## Dataset entries on figures:
*** Block opens ***
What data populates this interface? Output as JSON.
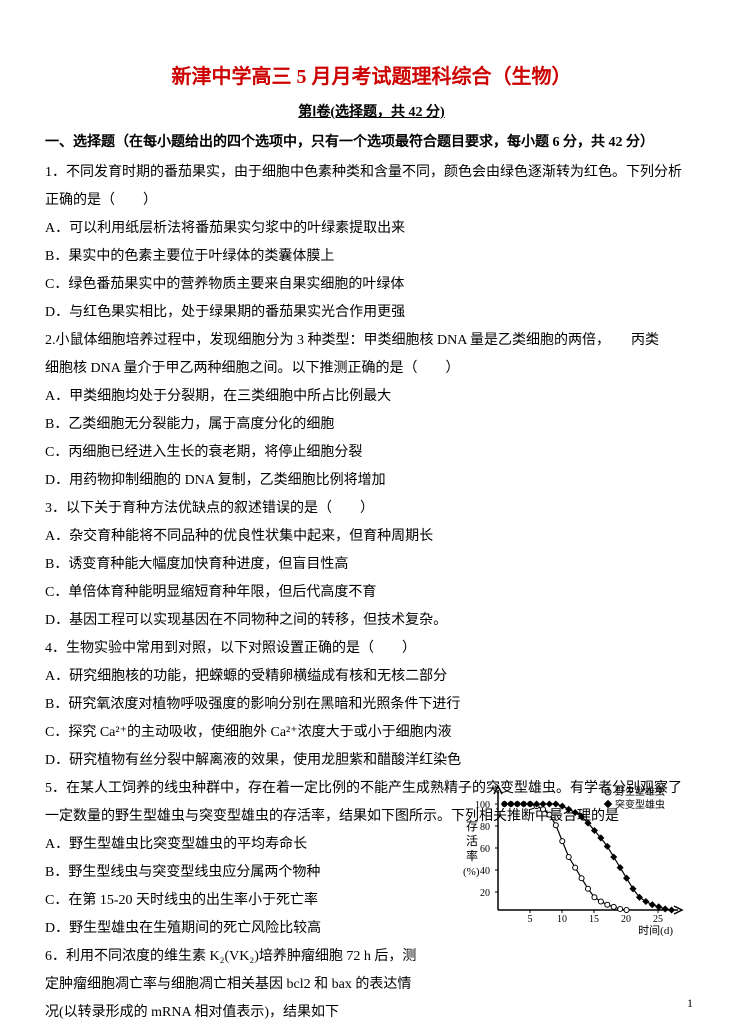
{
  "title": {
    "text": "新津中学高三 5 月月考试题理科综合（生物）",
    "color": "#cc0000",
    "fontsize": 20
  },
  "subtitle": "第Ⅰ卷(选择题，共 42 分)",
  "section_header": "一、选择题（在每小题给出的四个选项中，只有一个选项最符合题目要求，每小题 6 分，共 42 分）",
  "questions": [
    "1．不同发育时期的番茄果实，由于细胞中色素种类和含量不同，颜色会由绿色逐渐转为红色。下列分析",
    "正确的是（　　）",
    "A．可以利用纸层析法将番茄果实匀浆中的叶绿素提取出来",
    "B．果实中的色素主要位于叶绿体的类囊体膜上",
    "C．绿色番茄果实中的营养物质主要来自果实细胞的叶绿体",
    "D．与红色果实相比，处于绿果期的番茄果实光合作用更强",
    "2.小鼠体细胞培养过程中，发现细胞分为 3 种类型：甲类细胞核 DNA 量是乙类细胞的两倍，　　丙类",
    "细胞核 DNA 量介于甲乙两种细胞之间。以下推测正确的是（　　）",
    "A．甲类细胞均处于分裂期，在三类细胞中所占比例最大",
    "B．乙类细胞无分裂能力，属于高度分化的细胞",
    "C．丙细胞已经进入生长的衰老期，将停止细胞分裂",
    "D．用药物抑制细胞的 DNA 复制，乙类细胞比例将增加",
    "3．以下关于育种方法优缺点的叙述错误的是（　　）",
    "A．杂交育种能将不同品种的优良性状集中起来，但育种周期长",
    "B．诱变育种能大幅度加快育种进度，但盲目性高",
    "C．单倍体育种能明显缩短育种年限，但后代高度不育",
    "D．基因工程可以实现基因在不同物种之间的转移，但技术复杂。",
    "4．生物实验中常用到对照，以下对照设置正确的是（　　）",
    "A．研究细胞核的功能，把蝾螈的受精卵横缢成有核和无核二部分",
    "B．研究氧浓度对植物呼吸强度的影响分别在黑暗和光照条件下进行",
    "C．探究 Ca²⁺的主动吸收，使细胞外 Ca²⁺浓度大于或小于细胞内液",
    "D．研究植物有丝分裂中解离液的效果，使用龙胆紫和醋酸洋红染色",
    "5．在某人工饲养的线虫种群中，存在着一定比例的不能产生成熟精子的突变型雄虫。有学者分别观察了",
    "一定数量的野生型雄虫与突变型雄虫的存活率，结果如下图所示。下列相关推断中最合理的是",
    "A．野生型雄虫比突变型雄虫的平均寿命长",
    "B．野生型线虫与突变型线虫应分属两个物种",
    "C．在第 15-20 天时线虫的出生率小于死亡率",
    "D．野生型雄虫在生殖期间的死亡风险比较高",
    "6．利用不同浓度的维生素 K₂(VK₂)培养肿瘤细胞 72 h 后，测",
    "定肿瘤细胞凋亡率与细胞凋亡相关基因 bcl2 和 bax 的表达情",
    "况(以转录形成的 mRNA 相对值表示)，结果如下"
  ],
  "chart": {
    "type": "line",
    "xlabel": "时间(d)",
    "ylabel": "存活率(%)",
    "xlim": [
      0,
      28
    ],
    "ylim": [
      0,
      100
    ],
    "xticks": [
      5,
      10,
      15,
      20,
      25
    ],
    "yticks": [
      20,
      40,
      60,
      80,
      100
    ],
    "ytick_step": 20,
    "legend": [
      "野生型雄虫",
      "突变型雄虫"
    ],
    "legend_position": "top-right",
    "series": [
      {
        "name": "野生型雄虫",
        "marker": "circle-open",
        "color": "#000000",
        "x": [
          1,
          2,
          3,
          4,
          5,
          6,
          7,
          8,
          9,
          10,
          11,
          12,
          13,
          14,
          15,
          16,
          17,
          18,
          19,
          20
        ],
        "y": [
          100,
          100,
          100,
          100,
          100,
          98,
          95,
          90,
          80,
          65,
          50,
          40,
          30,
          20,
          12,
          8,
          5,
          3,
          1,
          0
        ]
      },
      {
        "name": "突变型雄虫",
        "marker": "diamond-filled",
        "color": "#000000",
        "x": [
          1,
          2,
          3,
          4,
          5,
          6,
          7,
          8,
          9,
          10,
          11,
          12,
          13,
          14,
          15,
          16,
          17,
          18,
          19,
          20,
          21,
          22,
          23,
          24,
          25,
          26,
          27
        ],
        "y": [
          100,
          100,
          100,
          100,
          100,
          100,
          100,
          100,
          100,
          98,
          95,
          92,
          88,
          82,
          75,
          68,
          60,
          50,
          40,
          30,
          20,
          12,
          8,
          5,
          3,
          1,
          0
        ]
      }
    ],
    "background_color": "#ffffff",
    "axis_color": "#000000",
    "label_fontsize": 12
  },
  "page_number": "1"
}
*** Block closes ***
## Exercise:
Show the lines where the word "marker" appears in the entries.

## Task solution:
        "marker": "circle-open",
        "marker": "diamond-filled",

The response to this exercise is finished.